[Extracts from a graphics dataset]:
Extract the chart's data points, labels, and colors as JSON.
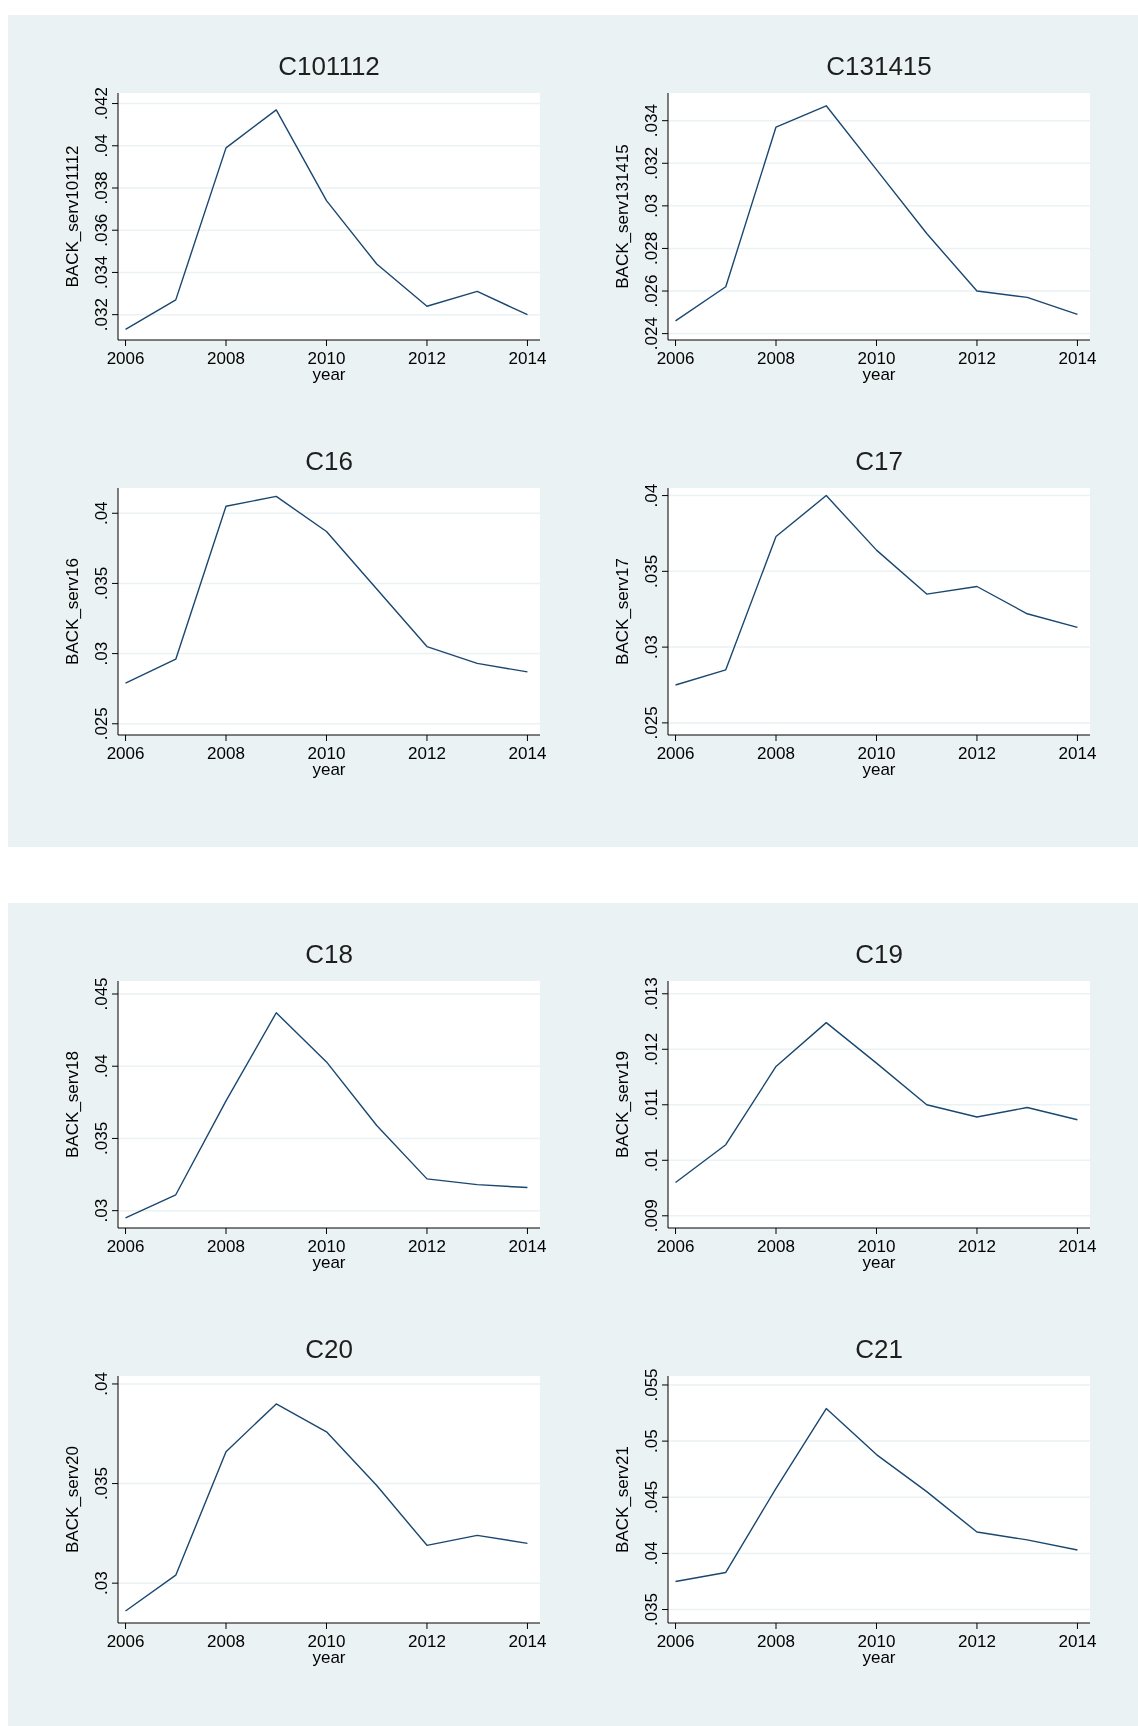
{
  "chart_data": [
    {
      "type": "line",
      "title": "C101112",
      "xlabel": "year",
      "ylabel": "BACK_serv101112",
      "x": [
        2006,
        2007,
        2008,
        2009,
        2010,
        2011,
        2012,
        2013,
        2014
      ],
      "values": [
        0.0313,
        0.0327,
        0.0399,
        0.0417,
        0.0374,
        0.0344,
        0.0324,
        0.0331,
        0.032
      ],
      "color": "#1a476f",
      "xlim": [
        2005.85,
        2014.25
      ],
      "xticks": [
        2006,
        2008,
        2010,
        2012,
        2014
      ],
      "ylim": [
        0.0308,
        0.0425
      ],
      "yticks": [
        {
          "value": 0.032,
          "label": ".032"
        },
        {
          "value": 0.034,
          "label": ".034"
        },
        {
          "value": 0.036,
          "label": ".036"
        },
        {
          "value": 0.038,
          "label": ".038"
        },
        {
          "value": 0.04,
          "label": ".04"
        },
        {
          "value": 0.042,
          "label": ".042"
        }
      ],
      "grid": "y"
    },
    {
      "type": "line",
      "title": "C131415",
      "xlabel": "year",
      "ylabel": "BACK_serv131415",
      "x": [
        2006,
        2007,
        2008,
        2009,
        2010,
        2011,
        2012,
        2013,
        2014
      ],
      "values": [
        0.0246,
        0.0262,
        0.0337,
        0.0347,
        0.0317,
        0.0287,
        0.026,
        0.0257,
        0.0249
      ],
      "color": "#1a476f",
      "xlim": [
        2005.85,
        2014.25
      ],
      "xticks": [
        2006,
        2008,
        2010,
        2012,
        2014
      ],
      "ylim": [
        0.0237,
        0.0353
      ],
      "yticks": [
        {
          "value": 0.024,
          "label": ".024"
        },
        {
          "value": 0.026,
          "label": ".026"
        },
        {
          "value": 0.028,
          "label": ".028"
        },
        {
          "value": 0.03,
          "label": ".03"
        },
        {
          "value": 0.032,
          "label": ".032"
        },
        {
          "value": 0.034,
          "label": ".034"
        }
      ],
      "grid": "y"
    },
    {
      "type": "line",
      "title": "C16",
      "xlabel": "year",
      "ylabel": "BACK_serv16",
      "x": [
        2006,
        2007,
        2008,
        2009,
        2010,
        2011,
        2012,
        2013,
        2014
      ],
      "values": [
        0.0279,
        0.0296,
        0.0405,
        0.0412,
        0.0387,
        0.0346,
        0.0305,
        0.0293,
        0.0287
      ],
      "color": "#1a476f",
      "xlim": [
        2005.85,
        2014.25
      ],
      "xticks": [
        2006,
        2008,
        2010,
        2012,
        2014
      ],
      "ylim": [
        0.0242,
        0.0418
      ],
      "yticks": [
        {
          "value": 0.025,
          "label": ".025"
        },
        {
          "value": 0.03,
          "label": ".03"
        },
        {
          "value": 0.035,
          "label": ".035"
        },
        {
          "value": 0.04,
          "label": ".04"
        }
      ],
      "grid": "y"
    },
    {
      "type": "line",
      "title": "C17",
      "xlabel": "year",
      "ylabel": "BACK_serv17",
      "x": [
        2006,
        2007,
        2008,
        2009,
        2010,
        2011,
        2012,
        2013,
        2014
      ],
      "values": [
        0.0275,
        0.0285,
        0.0373,
        0.04,
        0.0364,
        0.0335,
        0.034,
        0.0322,
        0.0313
      ],
      "color": "#1a476f",
      "xlim": [
        2005.85,
        2014.25
      ],
      "xticks": [
        2006,
        2008,
        2010,
        2012,
        2014
      ],
      "ylim": [
        0.0242,
        0.0405
      ],
      "yticks": [
        {
          "value": 0.025,
          "label": ".025"
        },
        {
          "value": 0.03,
          "label": ".03"
        },
        {
          "value": 0.035,
          "label": ".035"
        },
        {
          "value": 0.04,
          "label": ".04"
        }
      ],
      "grid": "y"
    },
    {
      "type": "line",
      "title": "C18",
      "xlabel": "year",
      "ylabel": "BACK_serv18",
      "x": [
        2006,
        2007,
        2008,
        2009,
        2010,
        2011,
        2012,
        2013,
        2014
      ],
      "values": [
        0.0295,
        0.0311,
        0.0376,
        0.0437,
        0.0403,
        0.0359,
        0.0322,
        0.0318,
        0.0316
      ],
      "color": "#1a476f",
      "xlim": [
        2005.85,
        2014.25
      ],
      "xticks": [
        2006,
        2008,
        2010,
        2012,
        2014
      ],
      "ylim": [
        0.0288,
        0.0459
      ],
      "yticks": [
        {
          "value": 0.03,
          "label": ".03"
        },
        {
          "value": 0.035,
          "label": ".035"
        },
        {
          "value": 0.04,
          "label": ".04"
        },
        {
          "value": 0.045,
          "label": ".045"
        }
      ],
      "grid": "y"
    },
    {
      "type": "line",
      "title": "C19",
      "xlabel": "year",
      "ylabel": "BACK_serv19",
      "x": [
        2006,
        2007,
        2008,
        2009,
        2010,
        2011,
        2012,
        2013,
        2014
      ],
      "values": [
        0.0096,
        0.01028,
        0.01169,
        0.01248,
        0.01175,
        0.011,
        0.01078,
        0.01095,
        0.01073
      ],
      "color": "#1a476f",
      "xlim": [
        2005.85,
        2014.25
      ],
      "xticks": [
        2006,
        2008,
        2010,
        2012,
        2014
      ],
      "ylim": [
        0.00878,
        0.01323
      ],
      "yticks": [
        {
          "value": 0.009,
          "label": ".009"
        },
        {
          "value": 0.01,
          "label": ".01"
        },
        {
          "value": 0.011,
          "label": ".011"
        },
        {
          "value": 0.012,
          "label": ".012"
        },
        {
          "value": 0.013,
          "label": ".013"
        }
      ],
      "grid": "y"
    },
    {
      "type": "line",
      "title": "C20",
      "xlabel": "year",
      "ylabel": "BACK_serv20",
      "x": [
        2006,
        2007,
        2008,
        2009,
        2010,
        2011,
        2012,
        2013,
        2014
      ],
      "values": [
        0.0286,
        0.0304,
        0.0366,
        0.039,
        0.0376,
        0.0349,
        0.0319,
        0.0324,
        0.032
      ],
      "color": "#1a476f",
      "xlim": [
        2005.85,
        2014.25
      ],
      "xticks": [
        2006,
        2008,
        2010,
        2012,
        2014
      ],
      "ylim": [
        0.028,
        0.0404
      ],
      "yticks": [
        {
          "value": 0.03,
          "label": ".03"
        },
        {
          "value": 0.035,
          "label": ".035"
        },
        {
          "value": 0.04,
          "label": ".04"
        }
      ],
      "grid": "y"
    },
    {
      "type": "line",
      "title": "C21",
      "xlabel": "year",
      "ylabel": "BACK_serv21",
      "x": [
        2006,
        2007,
        2008,
        2009,
        2010,
        2011,
        2012,
        2013,
        2014
      ],
      "values": [
        0.0375,
        0.0383,
        0.0458,
        0.0529,
        0.0488,
        0.0455,
        0.0419,
        0.0412,
        0.0403
      ],
      "color": "#1a476f",
      "xlim": [
        2005.85,
        2014.25
      ],
      "xticks": [
        2006,
        2008,
        2010,
        2012,
        2014
      ],
      "ylim": [
        0.0338,
        0.0558
      ],
      "yticks": [
        {
          "value": 0.035,
          "label": ".035"
        },
        {
          "value": 0.04,
          "label": ".04"
        },
        {
          "value": 0.045,
          "label": ".045"
        },
        {
          "value": 0.05,
          "label": ".05"
        },
        {
          "value": 0.055,
          "label": ".055"
        }
      ],
      "grid": "y"
    }
  ]
}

[Problem description]: Repeat all the data as it stands, dropping any images it holds.

[The response]:
Extract the chart's data points, labels, and colors as JSON.
{
  "chart_data": [
    {
      "type": "line",
      "title": "C101112",
      "xlabel": "year",
      "ylabel": "BACK_serv101112",
      "x": [
        2006,
        2007,
        2008,
        2009,
        2010,
        2011,
        2012,
        2013,
        2014
      ],
      "values": [
        0.0313,
        0.0327,
        0.0399,
        0.0417,
        0.0374,
        0.0344,
        0.0324,
        0.0331,
        0.032
      ],
      "color": "#1a476f",
      "xlim": [
        2005.85,
        2014.25
      ],
      "xticks": [
        2006,
        2008,
        2010,
        2012,
        2014
      ],
      "ylim": [
        0.0308,
        0.0425
      ],
      "yticks": [
        {
          "value": 0.032,
          "label": ".032"
        },
        {
          "value": 0.034,
          "label": ".034"
        },
        {
          "value": 0.036,
          "label": ".036"
        },
        {
          "value": 0.038,
          "label": ".038"
        },
        {
          "value": 0.04,
          "label": ".04"
        },
        {
          "value": 0.042,
          "label": ".042"
        }
      ],
      "grid": "y"
    },
    {
      "type": "line",
      "title": "C131415",
      "xlabel": "year",
      "ylabel": "BACK_serv131415",
      "x": [
        2006,
        2007,
        2008,
        2009,
        2010,
        2011,
        2012,
        2013,
        2014
      ],
      "values": [
        0.0246,
        0.0262,
        0.0337,
        0.0347,
        0.0317,
        0.0287,
        0.026,
        0.0257,
        0.0249
      ],
      "color": "#1a476f",
      "xlim": [
        2005.85,
        2014.25
      ],
      "xticks": [
        2006,
        2008,
        2010,
        2012,
        2014
      ],
      "ylim": [
        0.0237,
        0.0353
      ],
      "yticks": [
        {
          "value": 0.024,
          "label": ".024"
        },
        {
          "value": 0.026,
          "label": ".026"
        },
        {
          "value": 0.028,
          "label": ".028"
        },
        {
          "value": 0.03,
          "label": ".03"
        },
        {
          "value": 0.032,
          "label": ".032"
        },
        {
          "value": 0.034,
          "label": ".034"
        }
      ],
      "grid": "y"
    },
    {
      "type": "line",
      "title": "C16",
      "xlabel": "year",
      "ylabel": "BACK_serv16",
      "x": [
        2006,
        2007,
        2008,
        2009,
        2010,
        2011,
        2012,
        2013,
        2014
      ],
      "values": [
        0.0279,
        0.0296,
        0.0405,
        0.0412,
        0.0387,
        0.0346,
        0.0305,
        0.0293,
        0.0287
      ],
      "color": "#1a476f",
      "xlim": [
        2005.85,
        2014.25
      ],
      "xticks": [
        2006,
        2008,
        2010,
        2012,
        2014
      ],
      "ylim": [
        0.0242,
        0.0418
      ],
      "yticks": [
        {
          "value": 0.025,
          "label": ".025"
        },
        {
          "value": 0.03,
          "label": ".03"
        },
        {
          "value": 0.035,
          "label": ".035"
        },
        {
          "value": 0.04,
          "label": ".04"
        }
      ],
      "grid": "y"
    },
    {
      "type": "line",
      "title": "C17",
      "xlabel": "year",
      "ylabel": "BACK_serv17",
      "x": [
        2006,
        2007,
        2008,
        2009,
        2010,
        2011,
        2012,
        2013,
        2014
      ],
      "values": [
        0.0275,
        0.0285,
        0.0373,
        0.04,
        0.0364,
        0.0335,
        0.034,
        0.0322,
        0.0313
      ],
      "color": "#1a476f",
      "xlim": [
        2005.85,
        2014.25
      ],
      "xticks": [
        2006,
        2008,
        2010,
        2012,
        2014
      ],
      "ylim": [
        0.0242,
        0.0405
      ],
      "yticks": [
        {
          "value": 0.025,
          "label": ".025"
        },
        {
          "value": 0.03,
          "label": ".03"
        },
        {
          "value": 0.035,
          "label": ".035"
        },
        {
          "value": 0.04,
          "label": ".04"
        }
      ],
      "grid": "y"
    },
    {
      "type": "line",
      "title": "C18",
      "xlabel": "year",
      "ylabel": "BACK_serv18",
      "x": [
        2006,
        2007,
        2008,
        2009,
        2010,
        2011,
        2012,
        2013,
        2014
      ],
      "values": [
        0.0295,
        0.0311,
        0.0376,
        0.0437,
        0.0403,
        0.0359,
        0.0322,
        0.0318,
        0.0316
      ],
      "color": "#1a476f",
      "xlim": [
        2005.85,
        2014.25
      ],
      "xticks": [
        2006,
        2008,
        2010,
        2012,
        2014
      ],
      "ylim": [
        0.0288,
        0.0459
      ],
      "yticks": [
        {
          "value": 0.03,
          "label": ".03"
        },
        {
          "value": 0.035,
          "label": ".035"
        },
        {
          "value": 0.04,
          "label": ".04"
        },
        {
          "value": 0.045,
          "label": ".045"
        }
      ],
      "grid": "y"
    },
    {
      "type": "line",
      "title": "C19",
      "xlabel": "year",
      "ylabel": "BACK_serv19",
      "x": [
        2006,
        2007,
        2008,
        2009,
        2010,
        2011,
        2012,
        2013,
        2014
      ],
      "values": [
        0.0096,
        0.01028,
        0.01169,
        0.01248,
        0.01175,
        0.011,
        0.01078,
        0.01095,
        0.01073
      ],
      "color": "#1a476f",
      "xlim": [
        2005.85,
        2014.25
      ],
      "xticks": [
        2006,
        2008,
        2010,
        2012,
        2014
      ],
      "ylim": [
        0.00878,
        0.01323
      ],
      "yticks": [
        {
          "value": 0.009,
          "label": ".009"
        },
        {
          "value": 0.01,
          "label": ".01"
        },
        {
          "value": 0.011,
          "label": ".011"
        },
        {
          "value": 0.012,
          "label": ".012"
        },
        {
          "value": 0.013,
          "label": ".013"
        }
      ],
      "grid": "y"
    },
    {
      "type": "line",
      "title": "C20",
      "xlabel": "year",
      "ylabel": "BACK_serv20",
      "x": [
        2006,
        2007,
        2008,
        2009,
        2010,
        2011,
        2012,
        2013,
        2014
      ],
      "values": [
        0.0286,
        0.0304,
        0.0366,
        0.039,
        0.0376,
        0.0349,
        0.0319,
        0.0324,
        0.032
      ],
      "color": "#1a476f",
      "xlim": [
        2005.85,
        2014.25
      ],
      "xticks": [
        2006,
        2008,
        2010,
        2012,
        2014
      ],
      "ylim": [
        0.028,
        0.0404
      ],
      "yticks": [
        {
          "value": 0.03,
          "label": ".03"
        },
        {
          "value": 0.035,
          "label": ".035"
        },
        {
          "value": 0.04,
          "label": ".04"
        }
      ],
      "grid": "y"
    },
    {
      "type": "line",
      "title": "C21",
      "xlabel": "year",
      "ylabel": "BACK_serv21",
      "x": [
        2006,
        2007,
        2008,
        2009,
        2010,
        2011,
        2012,
        2013,
        2014
      ],
      "values": [
        0.0375,
        0.0383,
        0.0458,
        0.0529,
        0.0488,
        0.0455,
        0.0419,
        0.0412,
        0.0403
      ],
      "color": "#1a476f",
      "xlim": [
        2005.85,
        2014.25
      ],
      "xticks": [
        2006,
        2008,
        2010,
        2012,
        2014
      ],
      "ylim": [
        0.0338,
        0.0558
      ],
      "yticks": [
        {
          "value": 0.035,
          "label": ".035"
        },
        {
          "value": 0.04,
          "label": ".04"
        },
        {
          "value": 0.045,
          "label": ".045"
        },
        {
          "value": 0.05,
          "label": ".05"
        },
        {
          "value": 0.055,
          "label": ".055"
        }
      ],
      "grid": "y"
    }
  ]
}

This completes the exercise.